▶ What is expected:
Write out the records that appear below, verbatim and complete, but without pictures.
━━━━
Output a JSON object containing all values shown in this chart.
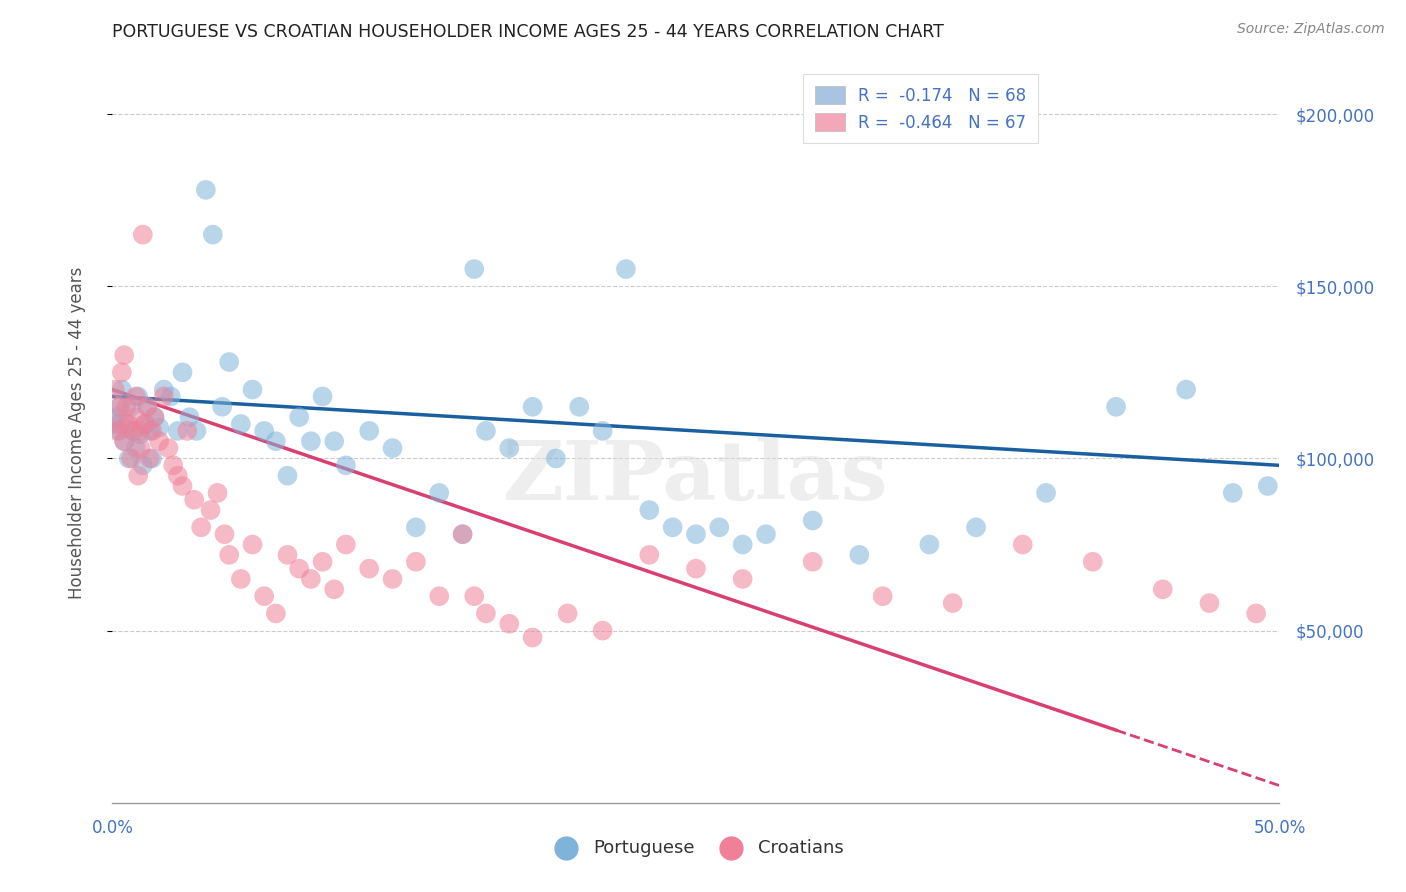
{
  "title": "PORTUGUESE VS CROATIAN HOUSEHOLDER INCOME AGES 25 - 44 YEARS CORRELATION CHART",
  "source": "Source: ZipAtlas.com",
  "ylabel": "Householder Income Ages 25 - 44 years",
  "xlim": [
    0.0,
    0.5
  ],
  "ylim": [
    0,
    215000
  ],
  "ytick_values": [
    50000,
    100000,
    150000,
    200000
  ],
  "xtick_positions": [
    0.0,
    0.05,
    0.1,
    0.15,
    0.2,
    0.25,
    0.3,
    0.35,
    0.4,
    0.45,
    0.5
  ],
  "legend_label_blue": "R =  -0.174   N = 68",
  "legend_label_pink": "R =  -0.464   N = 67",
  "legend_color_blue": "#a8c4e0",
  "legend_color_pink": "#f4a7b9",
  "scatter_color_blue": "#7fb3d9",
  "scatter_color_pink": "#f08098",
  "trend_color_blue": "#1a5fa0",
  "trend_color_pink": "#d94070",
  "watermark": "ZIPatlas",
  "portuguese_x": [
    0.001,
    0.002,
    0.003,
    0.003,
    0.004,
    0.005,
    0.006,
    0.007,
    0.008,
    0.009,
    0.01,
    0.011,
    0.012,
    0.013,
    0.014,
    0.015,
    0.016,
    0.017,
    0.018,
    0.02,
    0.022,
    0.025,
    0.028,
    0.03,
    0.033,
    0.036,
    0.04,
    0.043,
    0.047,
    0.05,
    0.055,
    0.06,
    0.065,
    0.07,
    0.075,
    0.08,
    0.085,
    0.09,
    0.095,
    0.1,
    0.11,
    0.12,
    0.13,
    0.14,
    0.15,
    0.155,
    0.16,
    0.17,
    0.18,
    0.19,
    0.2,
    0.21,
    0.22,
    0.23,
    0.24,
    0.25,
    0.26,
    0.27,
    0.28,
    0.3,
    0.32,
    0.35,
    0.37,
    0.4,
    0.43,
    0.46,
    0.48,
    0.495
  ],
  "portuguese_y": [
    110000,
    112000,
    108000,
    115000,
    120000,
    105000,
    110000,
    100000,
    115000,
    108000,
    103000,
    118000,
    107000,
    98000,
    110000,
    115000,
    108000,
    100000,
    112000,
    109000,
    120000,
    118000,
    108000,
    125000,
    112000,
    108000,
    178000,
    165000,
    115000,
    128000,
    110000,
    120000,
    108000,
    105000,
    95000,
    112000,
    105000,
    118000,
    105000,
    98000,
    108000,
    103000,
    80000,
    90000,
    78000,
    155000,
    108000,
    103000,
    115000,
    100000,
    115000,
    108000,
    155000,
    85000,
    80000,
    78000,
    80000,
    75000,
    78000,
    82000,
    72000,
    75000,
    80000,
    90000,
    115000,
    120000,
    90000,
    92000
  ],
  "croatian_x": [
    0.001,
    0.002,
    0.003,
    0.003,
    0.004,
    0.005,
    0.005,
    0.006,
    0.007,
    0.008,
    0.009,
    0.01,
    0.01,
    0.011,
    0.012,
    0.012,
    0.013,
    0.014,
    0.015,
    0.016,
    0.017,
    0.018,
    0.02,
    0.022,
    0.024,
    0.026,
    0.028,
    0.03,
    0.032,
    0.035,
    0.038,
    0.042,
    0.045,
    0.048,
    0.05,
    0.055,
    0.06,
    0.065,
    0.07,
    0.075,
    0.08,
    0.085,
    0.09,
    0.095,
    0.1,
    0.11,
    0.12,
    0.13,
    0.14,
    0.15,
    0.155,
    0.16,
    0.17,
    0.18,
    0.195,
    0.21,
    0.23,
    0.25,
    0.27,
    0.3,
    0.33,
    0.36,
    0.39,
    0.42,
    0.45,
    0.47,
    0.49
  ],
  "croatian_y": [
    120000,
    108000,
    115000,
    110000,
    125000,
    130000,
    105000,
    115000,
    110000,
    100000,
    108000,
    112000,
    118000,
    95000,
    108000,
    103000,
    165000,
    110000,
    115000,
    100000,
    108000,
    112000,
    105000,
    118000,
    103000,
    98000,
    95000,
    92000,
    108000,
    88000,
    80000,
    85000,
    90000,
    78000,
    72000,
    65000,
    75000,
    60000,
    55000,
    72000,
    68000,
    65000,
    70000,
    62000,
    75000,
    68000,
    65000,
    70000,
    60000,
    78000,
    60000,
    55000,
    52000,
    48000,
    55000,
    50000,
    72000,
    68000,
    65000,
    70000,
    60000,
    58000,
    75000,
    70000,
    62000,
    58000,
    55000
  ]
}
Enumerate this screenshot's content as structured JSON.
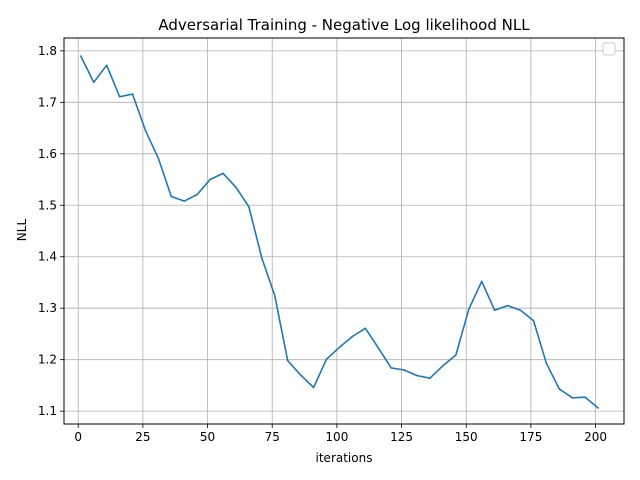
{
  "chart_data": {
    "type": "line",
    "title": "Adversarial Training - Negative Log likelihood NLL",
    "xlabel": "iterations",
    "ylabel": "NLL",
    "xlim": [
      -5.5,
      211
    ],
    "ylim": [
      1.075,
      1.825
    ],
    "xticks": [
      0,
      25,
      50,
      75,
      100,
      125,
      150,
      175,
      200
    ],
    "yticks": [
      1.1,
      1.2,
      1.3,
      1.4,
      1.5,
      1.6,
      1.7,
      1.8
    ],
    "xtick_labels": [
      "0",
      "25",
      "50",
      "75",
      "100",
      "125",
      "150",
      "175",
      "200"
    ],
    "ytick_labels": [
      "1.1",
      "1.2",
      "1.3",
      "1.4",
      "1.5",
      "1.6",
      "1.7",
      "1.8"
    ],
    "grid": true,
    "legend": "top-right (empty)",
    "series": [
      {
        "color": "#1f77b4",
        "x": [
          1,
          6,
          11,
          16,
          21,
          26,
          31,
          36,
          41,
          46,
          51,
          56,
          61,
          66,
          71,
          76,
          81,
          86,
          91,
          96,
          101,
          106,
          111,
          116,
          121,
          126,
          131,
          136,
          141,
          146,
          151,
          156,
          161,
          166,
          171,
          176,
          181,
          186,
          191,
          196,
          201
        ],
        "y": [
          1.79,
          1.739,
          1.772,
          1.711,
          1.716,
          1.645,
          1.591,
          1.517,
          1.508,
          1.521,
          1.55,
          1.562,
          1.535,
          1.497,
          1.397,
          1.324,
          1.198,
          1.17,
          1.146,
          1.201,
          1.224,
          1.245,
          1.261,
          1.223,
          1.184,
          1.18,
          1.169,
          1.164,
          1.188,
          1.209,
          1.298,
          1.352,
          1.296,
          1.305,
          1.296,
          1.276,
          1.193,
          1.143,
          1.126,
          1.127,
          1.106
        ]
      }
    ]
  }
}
━━━━
▶ Correct response:
Output a JSON object containing all values shown in this chart.
{
  "title": "PORTUGUESE VS CROATIAN HOUSEHOLDER INCOME AGES 25 - 44 YEARS CORRELATION CHART",
  "source": "Source: ZipAtlas.com",
  "ylabel": "Householder Income Ages 25 - 44 years",
  "xlim": [
    0.0,
    0.5
  ],
  "ylim": [
    0,
    215000
  ],
  "ytick_values": [
    50000,
    100000,
    150000,
    200000
  ],
  "xtick_positions": [
    0.0,
    0.05,
    0.1,
    0.15,
    0.2,
    0.25,
    0.3,
    0.35,
    0.4,
    0.45,
    0.5
  ],
  "legend_label_blue": "R =  -0.174   N = 68",
  "legend_label_pink": "R =  -0.464   N = 67",
  "legend_color_blue": "#a8c4e0",
  "legend_color_pink": "#f4a7b9",
  "scatter_color_blue": "#7fb3d9",
  "scatter_color_pink": "#f08098",
  "trend_color_blue": "#1a5fa0",
  "trend_color_pink": "#d94070",
  "watermark": "ZIPatlas",
  "portuguese_x": [
    0.001,
    0.002,
    0.003,
    0.003,
    0.004,
    0.005,
    0.006,
    0.007,
    0.008,
    0.009,
    0.01,
    0.011,
    0.012,
    0.013,
    0.014,
    0.015,
    0.016,
    0.017,
    0.018,
    0.02,
    0.022,
    0.025,
    0.028,
    0.03,
    0.033,
    0.036,
    0.04,
    0.043,
    0.047,
    0.05,
    0.055,
    0.06,
    0.065,
    0.07,
    0.075,
    0.08,
    0.085,
    0.09,
    0.095,
    0.1,
    0.11,
    0.12,
    0.13,
    0.14,
    0.15,
    0.155,
    0.16,
    0.17,
    0.18,
    0.19,
    0.2,
    0.21,
    0.22,
    0.23,
    0.24,
    0.25,
    0.26,
    0.27,
    0.28,
    0.3,
    0.32,
    0.35,
    0.37,
    0.4,
    0.43,
    0.46,
    0.48,
    0.495
  ],
  "portuguese_y": [
    110000,
    112000,
    108000,
    115000,
    120000,
    105000,
    110000,
    100000,
    115000,
    108000,
    103000,
    118000,
    107000,
    98000,
    110000,
    115000,
    108000,
    100000,
    112000,
    109000,
    120000,
    118000,
    108000,
    125000,
    112000,
    108000,
    178000,
    165000,
    115000,
    128000,
    110000,
    120000,
    108000,
    105000,
    95000,
    112000,
    105000,
    118000,
    105000,
    98000,
    108000,
    103000,
    80000,
    90000,
    78000,
    155000,
    108000,
    103000,
    115000,
    100000,
    115000,
    108000,
    155000,
    85000,
    80000,
    78000,
    80000,
    75000,
    78000,
    82000,
    72000,
    75000,
    80000,
    90000,
    115000,
    120000,
    90000,
    92000
  ],
  "croatian_x": [
    0.001,
    0.002,
    0.003,
    0.003,
    0.004,
    0.005,
    0.005,
    0.006,
    0.007,
    0.008,
    0.009,
    0.01,
    0.01,
    0.011,
    0.012,
    0.012,
    0.013,
    0.014,
    0.015,
    0.016,
    0.017,
    0.018,
    0.02,
    0.022,
    0.024,
    0.026,
    0.028,
    0.03,
    0.032,
    0.035,
    0.038,
    0.042,
    0.045,
    0.048,
    0.05,
    0.055,
    0.06,
    0.065,
    0.07,
    0.075,
    0.08,
    0.085,
    0.09,
    0.095,
    0.1,
    0.11,
    0.12,
    0.13,
    0.14,
    0.15,
    0.155,
    0.16,
    0.17,
    0.18,
    0.195,
    0.21,
    0.23,
    0.25,
    0.27,
    0.3,
    0.33,
    0.36,
    0.39,
    0.42,
    0.45,
    0.47,
    0.49
  ],
  "croatian_y": [
    120000,
    108000,
    115000,
    110000,
    125000,
    130000,
    105000,
    115000,
    110000,
    100000,
    108000,
    112000,
    118000,
    95000,
    108000,
    103000,
    165000,
    110000,
    115000,
    100000,
    108000,
    112000,
    105000,
    118000,
    103000,
    98000,
    95000,
    92000,
    108000,
    88000,
    80000,
    85000,
    90000,
    78000,
    72000,
    65000,
    75000,
    60000,
    55000,
    72000,
    68000,
    65000,
    70000,
    62000,
    75000,
    68000,
    65000,
    70000,
    60000,
    78000,
    60000,
    55000,
    52000,
    48000,
    55000,
    50000,
    72000,
    68000,
    65000,
    70000,
    60000,
    58000,
    75000,
    70000,
    62000,
    58000,
    55000
  ]
}
Enumerate this screenshot's content as structured JSON.
{
  "chart_data": {
    "type": "line",
    "title": "Adversarial Training - Negative Log likelihood NLL",
    "xlabel": "iterations",
    "ylabel": "NLL",
    "xlim": [
      -5.5,
      211
    ],
    "ylim": [
      1.075,
      1.825
    ],
    "xticks": [
      0,
      25,
      50,
      75,
      100,
      125,
      150,
      175,
      200
    ],
    "yticks": [
      1.1,
      1.2,
      1.3,
      1.4,
      1.5,
      1.6,
      1.7,
      1.8
    ],
    "xtick_labels": [
      "0",
      "25",
      "50",
      "75",
      "100",
      "125",
      "150",
      "175",
      "200"
    ],
    "ytick_labels": [
      "1.1",
      "1.2",
      "1.3",
      "1.4",
      "1.5",
      "1.6",
      "1.7",
      "1.8"
    ],
    "grid": true,
    "legend": "top-right (empty)",
    "series": [
      {
        "color": "#1f77b4",
        "x": [
          1,
          6,
          11,
          16,
          21,
          26,
          31,
          36,
          41,
          46,
          51,
          56,
          61,
          66,
          71,
          76,
          81,
          86,
          91,
          96,
          101,
          106,
          111,
          116,
          121,
          126,
          131,
          136,
          141,
          146,
          151,
          156,
          161,
          166,
          171,
          176,
          181,
          186,
          191,
          196,
          201
        ],
        "y": [
          1.79,
          1.739,
          1.772,
          1.711,
          1.716,
          1.645,
          1.591,
          1.517,
          1.508,
          1.521,
          1.55,
          1.562,
          1.535,
          1.497,
          1.397,
          1.324,
          1.198,
          1.17,
          1.146,
          1.201,
          1.224,
          1.245,
          1.261,
          1.223,
          1.184,
          1.18,
          1.169,
          1.164,
          1.188,
          1.209,
          1.298,
          1.352,
          1.296,
          1.305,
          1.296,
          1.276,
          1.193,
          1.143,
          1.126,
          1.127,
          1.106
        ]
      }
    ]
  }
}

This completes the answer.